==== Records for the exercise ====

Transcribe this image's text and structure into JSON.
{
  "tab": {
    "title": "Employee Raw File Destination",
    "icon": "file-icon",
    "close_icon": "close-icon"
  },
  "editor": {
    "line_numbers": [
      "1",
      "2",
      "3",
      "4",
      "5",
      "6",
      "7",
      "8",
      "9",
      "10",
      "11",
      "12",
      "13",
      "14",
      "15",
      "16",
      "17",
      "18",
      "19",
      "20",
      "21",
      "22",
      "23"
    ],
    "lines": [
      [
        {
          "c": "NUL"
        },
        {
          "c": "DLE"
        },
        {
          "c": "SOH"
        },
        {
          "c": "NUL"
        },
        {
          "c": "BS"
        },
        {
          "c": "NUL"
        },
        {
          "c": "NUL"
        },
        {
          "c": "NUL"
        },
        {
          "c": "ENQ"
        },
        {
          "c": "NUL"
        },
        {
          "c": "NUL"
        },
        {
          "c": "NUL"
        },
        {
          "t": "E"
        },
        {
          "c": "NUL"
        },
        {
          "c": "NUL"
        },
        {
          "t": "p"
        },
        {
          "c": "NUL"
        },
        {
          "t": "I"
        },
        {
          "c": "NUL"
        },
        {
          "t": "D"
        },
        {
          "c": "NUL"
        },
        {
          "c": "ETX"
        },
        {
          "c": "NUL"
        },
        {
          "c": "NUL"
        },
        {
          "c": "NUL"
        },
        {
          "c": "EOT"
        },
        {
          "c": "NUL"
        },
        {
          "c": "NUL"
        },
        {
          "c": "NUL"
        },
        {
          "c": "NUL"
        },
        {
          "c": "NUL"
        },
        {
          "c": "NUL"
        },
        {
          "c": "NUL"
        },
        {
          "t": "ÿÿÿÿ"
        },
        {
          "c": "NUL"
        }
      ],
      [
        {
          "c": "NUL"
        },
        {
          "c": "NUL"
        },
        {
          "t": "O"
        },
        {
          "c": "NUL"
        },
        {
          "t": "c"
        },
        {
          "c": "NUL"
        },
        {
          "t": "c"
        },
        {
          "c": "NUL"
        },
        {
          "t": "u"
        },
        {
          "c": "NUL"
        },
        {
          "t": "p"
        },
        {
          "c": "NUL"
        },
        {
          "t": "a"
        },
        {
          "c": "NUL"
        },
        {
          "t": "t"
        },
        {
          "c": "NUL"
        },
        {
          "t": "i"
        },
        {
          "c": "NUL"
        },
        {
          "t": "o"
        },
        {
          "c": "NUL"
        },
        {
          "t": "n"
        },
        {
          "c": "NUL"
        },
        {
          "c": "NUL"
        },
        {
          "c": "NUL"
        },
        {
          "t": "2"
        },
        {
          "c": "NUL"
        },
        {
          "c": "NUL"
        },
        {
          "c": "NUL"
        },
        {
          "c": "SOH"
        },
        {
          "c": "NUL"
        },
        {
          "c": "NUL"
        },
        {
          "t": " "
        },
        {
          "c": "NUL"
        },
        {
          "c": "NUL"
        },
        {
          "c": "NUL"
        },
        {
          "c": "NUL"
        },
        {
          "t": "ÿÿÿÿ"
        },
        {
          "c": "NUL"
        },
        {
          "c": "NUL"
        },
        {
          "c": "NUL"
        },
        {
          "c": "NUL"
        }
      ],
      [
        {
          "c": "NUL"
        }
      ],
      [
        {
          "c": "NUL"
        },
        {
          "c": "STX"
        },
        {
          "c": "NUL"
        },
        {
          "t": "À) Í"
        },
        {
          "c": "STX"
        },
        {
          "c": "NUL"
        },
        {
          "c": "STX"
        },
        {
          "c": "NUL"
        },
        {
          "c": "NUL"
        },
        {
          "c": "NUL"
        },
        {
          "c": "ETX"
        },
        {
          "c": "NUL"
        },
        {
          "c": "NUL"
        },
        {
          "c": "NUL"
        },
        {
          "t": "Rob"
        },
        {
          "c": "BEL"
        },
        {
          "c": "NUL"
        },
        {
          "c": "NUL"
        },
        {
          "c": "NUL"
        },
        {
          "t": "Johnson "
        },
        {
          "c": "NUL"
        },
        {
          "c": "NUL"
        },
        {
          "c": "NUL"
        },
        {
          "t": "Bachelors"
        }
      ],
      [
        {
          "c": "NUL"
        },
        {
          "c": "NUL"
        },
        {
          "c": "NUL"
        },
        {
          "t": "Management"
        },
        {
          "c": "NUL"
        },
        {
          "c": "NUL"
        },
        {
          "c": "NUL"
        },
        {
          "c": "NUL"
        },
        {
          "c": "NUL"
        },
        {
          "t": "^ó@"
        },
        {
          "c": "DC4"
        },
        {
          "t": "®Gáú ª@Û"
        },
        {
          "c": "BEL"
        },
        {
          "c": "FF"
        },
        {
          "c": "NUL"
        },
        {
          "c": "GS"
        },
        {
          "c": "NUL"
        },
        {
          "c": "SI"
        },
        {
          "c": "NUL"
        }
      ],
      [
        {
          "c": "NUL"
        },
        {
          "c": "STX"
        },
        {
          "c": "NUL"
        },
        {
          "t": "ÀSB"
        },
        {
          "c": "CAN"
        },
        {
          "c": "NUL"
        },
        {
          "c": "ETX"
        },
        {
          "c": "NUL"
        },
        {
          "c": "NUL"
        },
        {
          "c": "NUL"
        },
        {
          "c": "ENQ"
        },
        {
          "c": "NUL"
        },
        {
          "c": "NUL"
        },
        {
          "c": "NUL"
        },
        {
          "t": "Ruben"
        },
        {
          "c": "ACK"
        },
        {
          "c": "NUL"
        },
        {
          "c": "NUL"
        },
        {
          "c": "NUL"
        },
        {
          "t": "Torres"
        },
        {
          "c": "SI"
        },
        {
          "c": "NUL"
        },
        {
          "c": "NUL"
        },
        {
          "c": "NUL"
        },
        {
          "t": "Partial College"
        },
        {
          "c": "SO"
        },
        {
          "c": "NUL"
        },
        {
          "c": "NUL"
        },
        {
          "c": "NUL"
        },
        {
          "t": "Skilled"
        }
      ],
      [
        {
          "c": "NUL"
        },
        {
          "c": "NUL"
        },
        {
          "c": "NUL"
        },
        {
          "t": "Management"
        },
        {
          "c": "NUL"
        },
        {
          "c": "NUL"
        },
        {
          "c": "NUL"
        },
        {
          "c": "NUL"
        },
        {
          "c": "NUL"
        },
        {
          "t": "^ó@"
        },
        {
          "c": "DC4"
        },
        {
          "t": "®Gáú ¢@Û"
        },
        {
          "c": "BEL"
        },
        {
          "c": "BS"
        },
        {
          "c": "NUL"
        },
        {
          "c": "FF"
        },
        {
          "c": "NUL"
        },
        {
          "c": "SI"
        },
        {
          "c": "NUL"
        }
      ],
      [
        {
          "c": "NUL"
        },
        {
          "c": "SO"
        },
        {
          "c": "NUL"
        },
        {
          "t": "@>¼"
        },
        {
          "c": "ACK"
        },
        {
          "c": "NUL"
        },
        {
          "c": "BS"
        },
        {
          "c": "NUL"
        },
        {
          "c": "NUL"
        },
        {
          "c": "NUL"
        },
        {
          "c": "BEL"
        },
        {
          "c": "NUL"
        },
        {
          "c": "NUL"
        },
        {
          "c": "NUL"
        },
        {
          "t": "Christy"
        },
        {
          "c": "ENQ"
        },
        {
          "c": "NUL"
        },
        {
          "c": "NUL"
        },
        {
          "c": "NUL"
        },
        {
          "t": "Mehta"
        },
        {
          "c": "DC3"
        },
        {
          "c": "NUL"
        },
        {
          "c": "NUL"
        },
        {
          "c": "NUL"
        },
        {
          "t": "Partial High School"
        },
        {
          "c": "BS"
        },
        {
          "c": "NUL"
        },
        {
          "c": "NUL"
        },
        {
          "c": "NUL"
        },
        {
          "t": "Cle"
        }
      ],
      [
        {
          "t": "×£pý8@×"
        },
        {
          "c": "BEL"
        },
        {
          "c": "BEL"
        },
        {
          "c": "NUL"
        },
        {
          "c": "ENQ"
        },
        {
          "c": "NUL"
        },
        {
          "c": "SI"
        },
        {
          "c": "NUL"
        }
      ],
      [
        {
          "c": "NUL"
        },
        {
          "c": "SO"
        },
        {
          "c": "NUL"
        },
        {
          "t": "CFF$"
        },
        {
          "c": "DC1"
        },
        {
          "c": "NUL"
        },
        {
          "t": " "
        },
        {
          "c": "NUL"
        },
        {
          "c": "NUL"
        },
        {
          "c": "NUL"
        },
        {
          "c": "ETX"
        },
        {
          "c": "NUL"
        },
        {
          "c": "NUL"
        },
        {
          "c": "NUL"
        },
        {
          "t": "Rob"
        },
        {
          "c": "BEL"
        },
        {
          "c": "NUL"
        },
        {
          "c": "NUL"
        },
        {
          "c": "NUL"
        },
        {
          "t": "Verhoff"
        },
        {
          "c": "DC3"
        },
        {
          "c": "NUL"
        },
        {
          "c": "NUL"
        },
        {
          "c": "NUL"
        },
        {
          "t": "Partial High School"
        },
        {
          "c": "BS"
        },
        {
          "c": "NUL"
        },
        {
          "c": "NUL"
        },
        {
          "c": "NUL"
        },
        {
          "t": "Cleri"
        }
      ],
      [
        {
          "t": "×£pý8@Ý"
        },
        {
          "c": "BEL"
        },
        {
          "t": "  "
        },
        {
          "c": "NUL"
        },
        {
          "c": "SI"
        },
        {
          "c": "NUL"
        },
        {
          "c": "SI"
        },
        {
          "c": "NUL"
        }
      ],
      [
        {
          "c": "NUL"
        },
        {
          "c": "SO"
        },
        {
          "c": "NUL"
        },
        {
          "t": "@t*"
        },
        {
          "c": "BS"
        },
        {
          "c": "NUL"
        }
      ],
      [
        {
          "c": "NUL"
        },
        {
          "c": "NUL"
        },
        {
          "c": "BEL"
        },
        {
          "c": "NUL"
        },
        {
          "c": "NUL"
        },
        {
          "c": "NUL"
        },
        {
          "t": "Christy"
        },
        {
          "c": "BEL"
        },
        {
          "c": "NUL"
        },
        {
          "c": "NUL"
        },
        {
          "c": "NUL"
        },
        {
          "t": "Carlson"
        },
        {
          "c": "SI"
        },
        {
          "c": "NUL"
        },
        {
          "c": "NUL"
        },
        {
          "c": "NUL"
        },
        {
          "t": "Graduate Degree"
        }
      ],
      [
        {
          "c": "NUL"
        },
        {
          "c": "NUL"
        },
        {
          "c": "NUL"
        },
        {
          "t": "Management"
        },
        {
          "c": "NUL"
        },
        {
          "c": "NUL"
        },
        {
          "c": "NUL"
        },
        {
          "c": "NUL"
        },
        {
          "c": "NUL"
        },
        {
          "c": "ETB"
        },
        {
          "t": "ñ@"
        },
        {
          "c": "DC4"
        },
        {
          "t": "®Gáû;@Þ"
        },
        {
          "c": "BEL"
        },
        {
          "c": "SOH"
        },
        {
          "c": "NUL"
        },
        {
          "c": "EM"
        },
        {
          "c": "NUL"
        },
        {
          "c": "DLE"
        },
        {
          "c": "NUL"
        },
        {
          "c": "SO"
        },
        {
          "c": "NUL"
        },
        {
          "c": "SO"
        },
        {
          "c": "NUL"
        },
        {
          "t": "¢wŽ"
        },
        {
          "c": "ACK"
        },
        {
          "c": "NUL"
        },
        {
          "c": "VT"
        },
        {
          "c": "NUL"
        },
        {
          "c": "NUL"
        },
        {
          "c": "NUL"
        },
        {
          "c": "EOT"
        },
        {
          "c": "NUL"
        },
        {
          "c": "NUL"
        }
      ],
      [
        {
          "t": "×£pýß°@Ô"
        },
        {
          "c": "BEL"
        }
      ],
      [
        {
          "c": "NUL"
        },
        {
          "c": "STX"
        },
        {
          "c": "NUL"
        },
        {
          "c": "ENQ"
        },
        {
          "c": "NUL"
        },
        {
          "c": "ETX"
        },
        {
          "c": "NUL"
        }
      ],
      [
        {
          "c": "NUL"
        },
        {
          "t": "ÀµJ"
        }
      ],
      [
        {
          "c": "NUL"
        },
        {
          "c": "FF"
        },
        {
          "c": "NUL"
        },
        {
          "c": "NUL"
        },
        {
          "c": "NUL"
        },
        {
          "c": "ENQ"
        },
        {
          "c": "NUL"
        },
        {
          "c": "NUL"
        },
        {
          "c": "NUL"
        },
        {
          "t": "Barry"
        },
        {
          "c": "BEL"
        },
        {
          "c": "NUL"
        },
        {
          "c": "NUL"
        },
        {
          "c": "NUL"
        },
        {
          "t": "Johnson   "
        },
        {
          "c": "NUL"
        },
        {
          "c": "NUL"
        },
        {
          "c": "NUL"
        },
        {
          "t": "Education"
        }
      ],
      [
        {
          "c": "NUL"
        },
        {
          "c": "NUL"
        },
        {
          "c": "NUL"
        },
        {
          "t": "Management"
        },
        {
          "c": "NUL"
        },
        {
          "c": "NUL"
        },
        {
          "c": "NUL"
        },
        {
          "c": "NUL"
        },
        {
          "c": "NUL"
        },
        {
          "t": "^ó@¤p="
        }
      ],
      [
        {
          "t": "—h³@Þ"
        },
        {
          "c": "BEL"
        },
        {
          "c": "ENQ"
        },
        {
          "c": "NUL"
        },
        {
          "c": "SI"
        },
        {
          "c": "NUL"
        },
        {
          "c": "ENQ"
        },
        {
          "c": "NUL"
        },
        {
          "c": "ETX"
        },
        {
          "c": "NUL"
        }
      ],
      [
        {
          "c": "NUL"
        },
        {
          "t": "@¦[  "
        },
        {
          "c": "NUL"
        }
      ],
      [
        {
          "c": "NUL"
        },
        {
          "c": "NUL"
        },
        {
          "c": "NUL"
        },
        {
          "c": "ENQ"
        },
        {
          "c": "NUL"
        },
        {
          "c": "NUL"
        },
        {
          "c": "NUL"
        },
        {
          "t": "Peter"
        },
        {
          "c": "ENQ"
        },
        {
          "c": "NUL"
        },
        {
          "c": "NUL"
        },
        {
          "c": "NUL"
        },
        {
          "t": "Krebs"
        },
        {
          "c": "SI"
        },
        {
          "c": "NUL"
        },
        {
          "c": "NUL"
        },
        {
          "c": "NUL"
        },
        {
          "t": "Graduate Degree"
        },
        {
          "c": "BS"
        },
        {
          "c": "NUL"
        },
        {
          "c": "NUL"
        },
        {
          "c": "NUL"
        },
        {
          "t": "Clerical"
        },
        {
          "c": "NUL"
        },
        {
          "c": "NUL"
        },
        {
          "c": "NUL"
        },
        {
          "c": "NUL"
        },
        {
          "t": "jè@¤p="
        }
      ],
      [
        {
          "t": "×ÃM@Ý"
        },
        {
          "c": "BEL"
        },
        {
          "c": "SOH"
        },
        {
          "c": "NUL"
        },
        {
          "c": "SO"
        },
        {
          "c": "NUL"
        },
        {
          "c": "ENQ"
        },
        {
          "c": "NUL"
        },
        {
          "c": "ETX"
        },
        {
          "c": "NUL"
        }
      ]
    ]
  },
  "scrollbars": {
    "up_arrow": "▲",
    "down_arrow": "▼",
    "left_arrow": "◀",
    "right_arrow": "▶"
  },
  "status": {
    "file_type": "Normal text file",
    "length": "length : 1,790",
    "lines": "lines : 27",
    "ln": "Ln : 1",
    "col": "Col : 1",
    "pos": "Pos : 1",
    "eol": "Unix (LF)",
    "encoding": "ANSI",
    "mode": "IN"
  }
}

====

▶ [Task instructions] Identify and copy all lines with the word "icon".

▶ [Response for this exercise]
    "icon": "file-icon",
    "close_icon": "close-icon"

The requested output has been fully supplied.